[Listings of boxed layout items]
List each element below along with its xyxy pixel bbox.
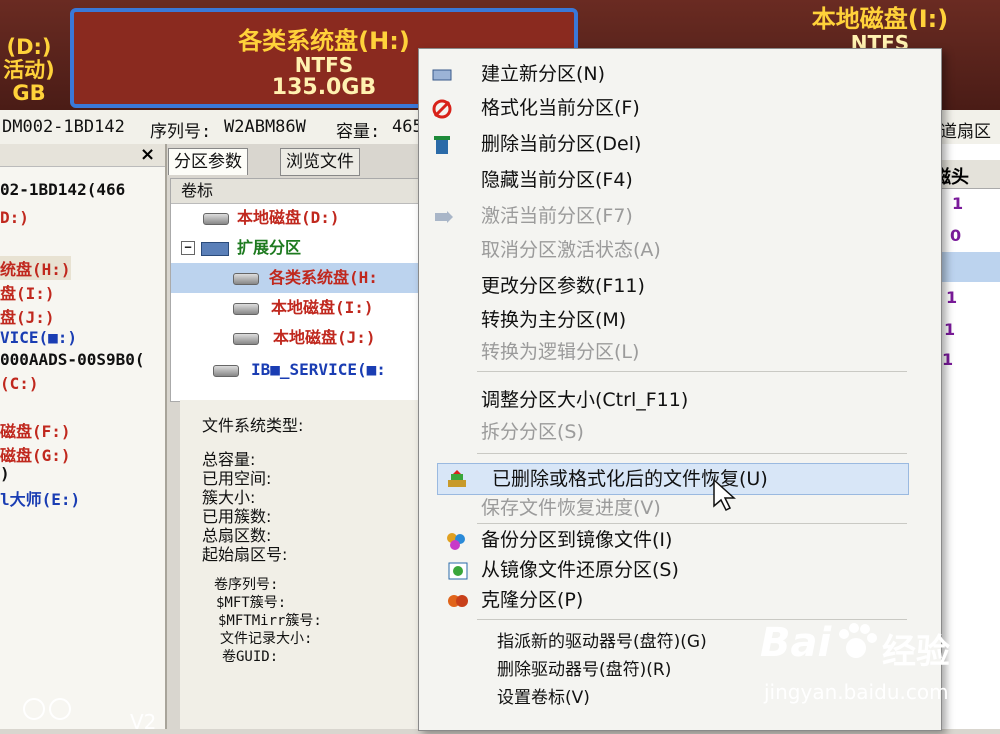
menu-item-resize[interactable]: 调整分区大小(Ctrl_F11) <box>419 385 909 415</box>
baidu-watermark: Bai 经验 jingyan.baidu.com <box>760 620 950 704</box>
serial-value: W2ABM86W <box>224 117 306 137</box>
list-item[interactable]: − 扩展分区 <box>171 233 429 263</box>
hard-disk-icon <box>233 333 259 345</box>
menu-item-format[interactable]: 格式化当前分区(F) <box>419 93 909 123</box>
partition-block-d[interactable]: (D:) 活动) GB <box>0 35 58 105</box>
menu-item-activate[interactable]: 激活当前分区(F7) <box>419 201 909 231</box>
backup-icon <box>445 530 467 550</box>
paw-icon <box>834 620 878 664</box>
sectors-label: 道扇区 <box>940 122 991 142</box>
list-item[interactable]: 本地磁盘(D:) <box>171 203 429 233</box>
extended-partition-icon <box>201 242 229 256</box>
disk-tree-panel: × 02-1BD142(466 D:) 统盘(H:) 盘(I:) 盘(J:) V… <box>0 144 167 729</box>
tree-item-i[interactable]: 盘(I:) <box>0 280 55 304</box>
new-partition-icon <box>431 64 453 84</box>
camera-watermark-icon <box>20 696 76 722</box>
tree-item-service[interactable]: VICE(■:) <box>0 328 77 347</box>
prop-start-sector: 起始扇区号: <box>202 545 288 564</box>
tree-item-disk2[interactable]: 000AADS-00S9B0( <box>0 350 145 369</box>
activate-icon <box>431 206 453 226</box>
prop-fs-type: 文件系统类型: <box>202 416 304 435</box>
prop-mftmirr: $MFTMirr簇号: <box>218 613 322 629</box>
hide-icon <box>431 170 453 190</box>
menu-item-file-recovery[interactable]: 已删除或格式化后的文件恢复(U) <box>437 463 909 495</box>
tree-item-e[interactable]: l大师(E:) <box>0 486 80 510</box>
tree-item-c[interactable]: (C:) <box>0 374 39 393</box>
capacity-label: 容量: <box>336 122 381 142</box>
tab-partition-params[interactable]: 分区参数 <box>168 148 248 175</box>
menu-item-clone[interactable]: 克隆分区(P) <box>419 585 909 615</box>
collapse-icon[interactable]: − <box>181 241 195 255</box>
mouse-cursor-icon <box>712 478 738 512</box>
list-item[interactable]: 本地磁盘(I:) <box>171 293 429 323</box>
menu-item-hide[interactable]: 隐藏当前分区(F4) <box>419 165 909 195</box>
bottom-left-text: V2 <box>130 710 157 734</box>
menu-separator <box>477 523 907 524</box>
tree-item-f[interactable]: 磁盘(F:) <box>0 418 71 442</box>
list-item[interactable]: IB■_SERVICE(■: <box>171 355 429 385</box>
partition-properties: 文件系统类型: 总容量: 已用空间: 簇大小: 已用簇数: 总扇区数: 起始扇区… <box>180 400 430 729</box>
hard-disk-icon <box>233 303 259 315</box>
menu-item-to-primary[interactable]: 转换为主分区(M) <box>419 305 909 335</box>
prop-record-size: 文件记录大小: <box>220 631 313 647</box>
tree-item-j[interactable]: 盘(J:) <box>0 304 55 328</box>
serial-label: 序列号: <box>150 122 212 142</box>
prop-guid: 卷GUID: <box>222 649 279 665</box>
table-cell: 1 <box>942 350 954 369</box>
tab-bar: 分区参数 浏览文件 <box>168 146 430 176</box>
menu-separator <box>477 453 907 454</box>
menu-item-new-partition[interactable]: 建立新分区(N) <box>419 59 909 89</box>
prop-vol-serial: 卷序列号: <box>214 577 279 593</box>
menu-item-to-logical[interactable]: 转换为逻辑分区(L) <box>419 337 909 367</box>
menu-item-deactivate[interactable]: 取消分区激活状态(A) <box>419 235 909 265</box>
menu-item-save-progress[interactable]: 保存文件恢复进度(V) <box>419 493 909 523</box>
tree-item-disk1[interactable]: 02-1BD142(466 <box>0 180 125 199</box>
tree-item-g[interactable]: 磁盘(G:) <box>0 442 71 466</box>
tree-item-misc[interactable]: ) <box>0 464 10 483</box>
tree-panel-header: × <box>0 144 165 167</box>
recover-files-icon <box>446 469 468 489</box>
table-cell: 1 <box>946 288 958 307</box>
table-cell: 1 <box>952 194 964 213</box>
trash-icon <box>431 134 453 154</box>
hard-disk-icon <box>203 213 229 225</box>
list-item[interactable]: 本地磁盘(J:) <box>171 323 429 353</box>
close-icon[interactable]: × <box>140 144 155 165</box>
clone-icon <box>447 590 469 610</box>
menu-item-restore[interactable]: 从镜像文件还原分区(S) <box>419 555 909 585</box>
disk-model: DM002-1BD142 <box>2 117 125 137</box>
hard-disk-icon <box>233 273 259 285</box>
menu-separator <box>477 371 907 372</box>
hard-disk-icon <box>213 365 239 377</box>
table-cell: 1 <box>944 320 956 339</box>
table-cell: 0 <box>950 226 962 245</box>
format-icon <box>431 98 453 119</box>
tab-browse-files[interactable]: 浏览文件 <box>280 148 360 176</box>
restore-icon <box>447 560 469 580</box>
menu-item-split[interactable]: 拆分分区(S) <box>419 417 909 447</box>
prop-mft: $MFT簇号: <box>216 595 287 611</box>
menu-item-change-params[interactable]: 更改分区参数(F11) <box>419 271 909 301</box>
menu-item-backup[interactable]: 备份分区到镜像文件(I) <box>419 525 909 555</box>
partition-list: 卷标 本地磁盘(D:) − 扩展分区 各类系统盘(H: 本地磁盘(I:) 本地磁… <box>170 178 432 402</box>
tree-item-h[interactable]: 统盘(H:) <box>0 256 71 280</box>
tree-item-d[interactable]: D:) <box>0 208 29 227</box>
menu-item-delete[interactable]: 删除当前分区(Del) <box>419 129 909 159</box>
column-header-label[interactable]: 卷标 <box>171 179 431 204</box>
list-item[interactable]: 各类系统盘(H: <box>171 263 429 293</box>
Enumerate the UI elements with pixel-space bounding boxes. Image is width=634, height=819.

### [Goal]
Copy every listing above word for word, leaving out the pictures.

### [Expected answer]
List each element below along with its xyxy pixel bbox.
menu-item-resize[interactable]: 调整分区大小(Ctrl_F11) <box>419 385 909 415</box>
baidu-watermark: Bai 经验 jingyan.baidu.com <box>760 620 950 704</box>
serial-value: W2ABM86W <box>224 117 306 137</box>
list-item[interactable]: − 扩展分区 <box>171 233 429 263</box>
hard-disk-icon <box>233 333 259 345</box>
menu-item-format[interactable]: 格式化当前分区(F) <box>419 93 909 123</box>
partition-block-d[interactable]: (D:) 活动) GB <box>0 35 58 105</box>
menu-item-activate[interactable]: 激活当前分区(F7) <box>419 201 909 231</box>
backup-icon <box>445 530 467 550</box>
paw-icon <box>834 620 878 664</box>
sectors-label: 道扇区 <box>940 122 991 142</box>
list-item[interactable]: 本地磁盘(D:) <box>171 203 429 233</box>
extended-partition-icon <box>201 242 229 256</box>
disk-tree-panel: × 02-1BD142(466 D:) 统盘(H:) 盘(I:) 盘(J:) V… <box>0 144 167 729</box>
tree-item-i[interactable]: 盘(I:) <box>0 280 55 304</box>
new-partition-icon <box>431 64 453 84</box>
camera-watermark-icon <box>20 696 76 722</box>
tree-item-service[interactable]: VICE(■:) <box>0 328 77 347</box>
prop-start-sector: 起始扇区号: <box>202 545 288 564</box>
tree-item-disk2[interactable]: 000AADS-00S9B0( <box>0 350 145 369</box>
activate-icon <box>431 206 453 226</box>
prop-fs-type: 文件系统类型: <box>202 416 304 435</box>
prop-mftmirr: $MFTMirr簇号: <box>218 613 322 629</box>
hide-icon <box>431 170 453 190</box>
menu-item-file-recovery[interactable]: 已删除或格式化后的文件恢复(U) <box>437 463 909 495</box>
tree-item-e[interactable]: l大师(E:) <box>0 486 80 510</box>
tree-item-c[interactable]: (C:) <box>0 374 39 393</box>
capacity-label: 容量: <box>336 122 381 142</box>
tab-partition-params[interactable]: 分区参数 <box>168 148 248 175</box>
menu-item-clone[interactable]: 克隆分区(P) <box>419 585 909 615</box>
collapse-icon[interactable]: − <box>181 241 195 255</box>
mouse-cursor-icon <box>712 478 738 512</box>
list-item[interactable]: 本地磁盘(I:) <box>171 293 429 323</box>
menu-item-hide[interactable]: 隐藏当前分区(F4) <box>419 165 909 195</box>
bottom-left-text: V2 <box>130 710 157 734</box>
menu-separator <box>477 523 907 524</box>
tree-item-f[interactable]: 磁盘(F:) <box>0 418 71 442</box>
list-item[interactable]: IB■_SERVICE(■: <box>171 355 429 385</box>
partition-properties: 文件系统类型: 总容量: 已用空间: 簇大小: 已用簇数: 总扇区数: 起始扇区… <box>180 400 430 729</box>
hard-disk-icon <box>233 303 259 315</box>
menu-item-to-primary[interactable]: 转换为主分区(M) <box>419 305 909 335</box>
prop-record-size: 文件记录大小: <box>220 631 313 647</box>
tree-item-j[interactable]: 盘(J:) <box>0 304 55 328</box>
serial-label: 序列号: <box>150 122 212 142</box>
prop-guid: 卷GUID: <box>222 649 279 665</box>
table-cell: 1 <box>942 350 954 369</box>
tab-bar: 分区参数 浏览文件 <box>168 146 430 176</box>
menu-separator <box>477 453 907 454</box>
menu-item-new-partition[interactable]: 建立新分区(N) <box>419 59 909 89</box>
prop-vol-serial: 卷序列号: <box>214 577 279 593</box>
menu-item-to-logical[interactable]: 转换为逻辑分区(L) <box>419 337 909 367</box>
menu-item-deactivate[interactable]: 取消分区激活状态(A) <box>419 235 909 265</box>
menu-item-save-progress[interactable]: 保存文件恢复进度(V) <box>419 493 909 523</box>
tree-item-disk1[interactable]: 02-1BD142(466 <box>0 180 125 199</box>
tree-item-g[interactable]: 磁盘(G:) <box>0 442 71 466</box>
tree-item-misc[interactable]: ) <box>0 464 10 483</box>
tree-panel-header: × <box>0 144 165 167</box>
recover-files-icon <box>446 469 468 489</box>
table-cell: 1 <box>946 288 958 307</box>
table-cell: 1 <box>952 194 964 213</box>
trash-icon <box>431 134 453 154</box>
hard-disk-icon <box>203 213 229 225</box>
list-item[interactable]: 本地磁盘(J:) <box>171 323 429 353</box>
close-icon[interactable]: × <box>140 144 155 165</box>
clone-icon <box>447 590 469 610</box>
menu-item-restore[interactable]: 从镜像文件还原分区(S) <box>419 555 909 585</box>
disk-model: DM002-1BD142 <box>2 117 125 137</box>
hard-disk-icon <box>233 273 259 285</box>
menu-separator <box>477 371 907 372</box>
hard-disk-icon <box>213 365 239 377</box>
table-cell: 1 <box>944 320 956 339</box>
table-cell: 0 <box>950 226 962 245</box>
format-icon <box>431 98 453 119</box>
tab-browse-files[interactable]: 浏览文件 <box>280 148 360 176</box>
restore-icon <box>447 560 469 580</box>
menu-item-split[interactable]: 拆分分区(S) <box>419 417 909 447</box>
prop-mft: $MFT簇号: <box>216 595 287 611</box>
menu-item-change-params[interactable]: 更改分区参数(F11) <box>419 271 909 301</box>
menu-item-backup[interactable]: 备份分区到镜像文件(I) <box>419 525 909 555</box>
partition-list: 卷标 本地磁盘(D:) − 扩展分区 各类系统盘(H: 本地磁盘(I:) 本地磁… <box>170 178 432 402</box>
tree-item-h[interactable]: 统盘(H:) <box>0 256 71 280</box>
tree-item-d[interactable]: D:) <box>0 208 29 227</box>
menu-item-delete[interactable]: 删除当前分区(Del) <box>419 129 909 159</box>
column-header-label[interactable]: 卷标 <box>171 179 431 204</box>
list-item[interactable]: 各类系统盘(H: <box>171 263 429 293</box>
Enumerate the UI elements with pixel-space bounding boxes. Image is width=634, height=819.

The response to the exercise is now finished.